# Source material
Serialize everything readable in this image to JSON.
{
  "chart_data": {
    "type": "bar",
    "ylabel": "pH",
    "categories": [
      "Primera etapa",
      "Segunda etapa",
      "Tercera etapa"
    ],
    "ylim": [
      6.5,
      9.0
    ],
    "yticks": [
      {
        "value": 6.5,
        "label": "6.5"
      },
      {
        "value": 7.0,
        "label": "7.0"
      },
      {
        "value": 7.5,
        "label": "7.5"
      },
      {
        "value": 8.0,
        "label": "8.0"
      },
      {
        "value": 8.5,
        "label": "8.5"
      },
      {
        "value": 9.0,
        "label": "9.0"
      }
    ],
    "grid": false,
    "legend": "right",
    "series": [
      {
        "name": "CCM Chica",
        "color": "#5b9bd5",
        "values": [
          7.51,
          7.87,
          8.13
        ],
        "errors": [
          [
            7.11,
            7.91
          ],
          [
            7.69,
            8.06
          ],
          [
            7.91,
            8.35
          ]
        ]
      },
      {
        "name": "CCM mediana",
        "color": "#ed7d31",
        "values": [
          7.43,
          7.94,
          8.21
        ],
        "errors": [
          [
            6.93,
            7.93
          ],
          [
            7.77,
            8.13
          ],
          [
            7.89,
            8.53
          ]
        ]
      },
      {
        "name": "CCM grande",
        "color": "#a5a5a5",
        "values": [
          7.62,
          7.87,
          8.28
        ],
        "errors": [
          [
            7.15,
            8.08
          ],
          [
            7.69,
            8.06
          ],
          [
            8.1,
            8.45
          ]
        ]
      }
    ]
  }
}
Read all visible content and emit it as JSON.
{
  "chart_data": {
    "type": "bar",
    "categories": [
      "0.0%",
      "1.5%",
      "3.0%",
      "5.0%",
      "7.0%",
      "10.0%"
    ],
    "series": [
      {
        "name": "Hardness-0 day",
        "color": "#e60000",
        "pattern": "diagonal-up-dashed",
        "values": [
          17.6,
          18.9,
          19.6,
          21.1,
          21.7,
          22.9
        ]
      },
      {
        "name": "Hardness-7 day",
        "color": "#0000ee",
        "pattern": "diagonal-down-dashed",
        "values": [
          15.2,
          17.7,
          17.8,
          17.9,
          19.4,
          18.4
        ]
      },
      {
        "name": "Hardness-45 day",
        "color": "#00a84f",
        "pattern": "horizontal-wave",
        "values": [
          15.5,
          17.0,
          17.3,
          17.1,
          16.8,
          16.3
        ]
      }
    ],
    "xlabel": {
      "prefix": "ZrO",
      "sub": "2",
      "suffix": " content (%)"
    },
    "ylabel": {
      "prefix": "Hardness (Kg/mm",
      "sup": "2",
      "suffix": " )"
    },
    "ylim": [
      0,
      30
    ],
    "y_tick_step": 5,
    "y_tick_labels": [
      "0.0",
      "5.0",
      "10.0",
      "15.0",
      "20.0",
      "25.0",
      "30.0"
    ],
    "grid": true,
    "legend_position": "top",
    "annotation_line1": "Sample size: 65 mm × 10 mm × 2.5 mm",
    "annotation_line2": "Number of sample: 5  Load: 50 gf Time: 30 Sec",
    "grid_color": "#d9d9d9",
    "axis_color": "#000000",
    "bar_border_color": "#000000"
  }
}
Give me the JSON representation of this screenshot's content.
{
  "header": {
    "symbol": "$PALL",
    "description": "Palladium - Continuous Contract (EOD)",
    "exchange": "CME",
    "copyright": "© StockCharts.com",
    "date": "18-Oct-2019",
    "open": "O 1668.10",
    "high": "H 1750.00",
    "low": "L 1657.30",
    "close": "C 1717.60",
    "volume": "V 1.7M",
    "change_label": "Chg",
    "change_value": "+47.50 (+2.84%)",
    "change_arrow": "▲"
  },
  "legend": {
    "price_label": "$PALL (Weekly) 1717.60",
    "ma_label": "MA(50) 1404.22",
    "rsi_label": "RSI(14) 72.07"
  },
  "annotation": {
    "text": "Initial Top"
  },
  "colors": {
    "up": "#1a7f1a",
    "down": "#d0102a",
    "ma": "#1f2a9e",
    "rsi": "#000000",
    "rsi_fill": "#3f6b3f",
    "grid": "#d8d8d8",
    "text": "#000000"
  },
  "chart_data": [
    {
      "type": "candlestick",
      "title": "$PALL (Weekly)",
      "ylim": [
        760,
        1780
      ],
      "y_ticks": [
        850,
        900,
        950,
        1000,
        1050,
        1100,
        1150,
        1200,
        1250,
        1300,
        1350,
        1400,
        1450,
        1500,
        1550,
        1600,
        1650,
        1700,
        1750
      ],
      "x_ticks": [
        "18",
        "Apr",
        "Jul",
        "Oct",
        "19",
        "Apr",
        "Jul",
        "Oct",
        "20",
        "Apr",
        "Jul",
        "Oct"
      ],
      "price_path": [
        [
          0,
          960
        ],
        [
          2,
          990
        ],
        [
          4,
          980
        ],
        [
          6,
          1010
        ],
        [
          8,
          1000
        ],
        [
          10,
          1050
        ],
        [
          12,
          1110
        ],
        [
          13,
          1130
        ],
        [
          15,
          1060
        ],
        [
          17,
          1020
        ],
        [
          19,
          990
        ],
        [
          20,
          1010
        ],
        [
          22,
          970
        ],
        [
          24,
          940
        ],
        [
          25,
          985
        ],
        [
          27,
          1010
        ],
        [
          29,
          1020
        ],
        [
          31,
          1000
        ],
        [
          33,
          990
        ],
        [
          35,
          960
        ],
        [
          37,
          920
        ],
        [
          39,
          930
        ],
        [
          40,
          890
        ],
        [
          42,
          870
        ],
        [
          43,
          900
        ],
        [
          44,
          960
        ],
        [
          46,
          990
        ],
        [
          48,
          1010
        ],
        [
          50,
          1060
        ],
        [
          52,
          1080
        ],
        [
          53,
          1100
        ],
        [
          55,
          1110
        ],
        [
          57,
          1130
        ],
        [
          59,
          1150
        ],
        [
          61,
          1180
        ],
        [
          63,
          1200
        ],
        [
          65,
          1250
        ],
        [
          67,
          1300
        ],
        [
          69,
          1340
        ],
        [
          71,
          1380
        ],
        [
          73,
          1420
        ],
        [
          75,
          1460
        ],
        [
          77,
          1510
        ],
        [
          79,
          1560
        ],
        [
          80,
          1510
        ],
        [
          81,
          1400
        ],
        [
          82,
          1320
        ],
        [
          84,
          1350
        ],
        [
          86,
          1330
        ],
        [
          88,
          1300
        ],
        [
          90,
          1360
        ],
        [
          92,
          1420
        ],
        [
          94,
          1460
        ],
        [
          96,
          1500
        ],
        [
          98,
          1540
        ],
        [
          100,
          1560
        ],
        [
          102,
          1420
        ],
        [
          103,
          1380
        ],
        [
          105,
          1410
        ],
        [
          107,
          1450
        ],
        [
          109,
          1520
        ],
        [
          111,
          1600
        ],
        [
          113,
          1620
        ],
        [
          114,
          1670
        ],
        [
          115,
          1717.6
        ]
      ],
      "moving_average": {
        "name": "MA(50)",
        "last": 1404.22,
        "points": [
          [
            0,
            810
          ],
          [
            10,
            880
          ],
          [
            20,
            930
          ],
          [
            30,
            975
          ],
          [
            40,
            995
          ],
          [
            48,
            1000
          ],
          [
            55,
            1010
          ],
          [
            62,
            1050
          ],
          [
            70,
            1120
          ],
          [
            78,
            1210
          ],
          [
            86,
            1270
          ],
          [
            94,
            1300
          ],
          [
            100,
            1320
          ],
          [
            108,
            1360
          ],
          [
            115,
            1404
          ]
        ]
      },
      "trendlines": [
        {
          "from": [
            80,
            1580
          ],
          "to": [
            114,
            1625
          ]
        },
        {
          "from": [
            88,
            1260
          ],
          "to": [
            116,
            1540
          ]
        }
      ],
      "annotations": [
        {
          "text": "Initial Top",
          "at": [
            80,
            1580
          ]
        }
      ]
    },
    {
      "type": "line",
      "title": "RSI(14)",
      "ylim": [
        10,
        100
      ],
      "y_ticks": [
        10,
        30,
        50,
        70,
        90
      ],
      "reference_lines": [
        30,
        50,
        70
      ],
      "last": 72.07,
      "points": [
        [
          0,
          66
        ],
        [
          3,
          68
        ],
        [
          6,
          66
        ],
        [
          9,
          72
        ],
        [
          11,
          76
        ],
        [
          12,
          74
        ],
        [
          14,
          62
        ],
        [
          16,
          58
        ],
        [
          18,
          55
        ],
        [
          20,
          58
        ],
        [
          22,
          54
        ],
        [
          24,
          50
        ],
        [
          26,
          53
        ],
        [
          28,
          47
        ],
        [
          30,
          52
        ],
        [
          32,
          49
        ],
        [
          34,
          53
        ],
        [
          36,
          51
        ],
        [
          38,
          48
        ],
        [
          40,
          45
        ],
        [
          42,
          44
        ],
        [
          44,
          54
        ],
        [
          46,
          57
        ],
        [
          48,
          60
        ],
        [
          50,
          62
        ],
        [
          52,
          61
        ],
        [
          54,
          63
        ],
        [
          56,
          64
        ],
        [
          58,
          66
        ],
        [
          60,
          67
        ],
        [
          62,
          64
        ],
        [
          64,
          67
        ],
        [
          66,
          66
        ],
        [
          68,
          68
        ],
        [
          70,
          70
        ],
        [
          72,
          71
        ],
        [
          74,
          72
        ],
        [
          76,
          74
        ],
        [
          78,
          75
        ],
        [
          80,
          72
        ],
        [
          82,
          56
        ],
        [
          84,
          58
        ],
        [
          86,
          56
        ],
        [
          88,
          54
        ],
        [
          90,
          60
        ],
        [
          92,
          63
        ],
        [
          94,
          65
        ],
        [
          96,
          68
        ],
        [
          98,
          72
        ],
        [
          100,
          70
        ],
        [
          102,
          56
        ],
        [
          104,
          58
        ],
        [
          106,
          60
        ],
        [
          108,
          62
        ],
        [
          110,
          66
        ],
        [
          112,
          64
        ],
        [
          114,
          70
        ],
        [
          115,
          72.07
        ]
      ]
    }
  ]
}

# What the task requires
Every line containing the string "diagonal" must be listed.

# Task response
        "pattern": "diagonal-up-dashed",
        "pattern": "diagonal-down-dashed",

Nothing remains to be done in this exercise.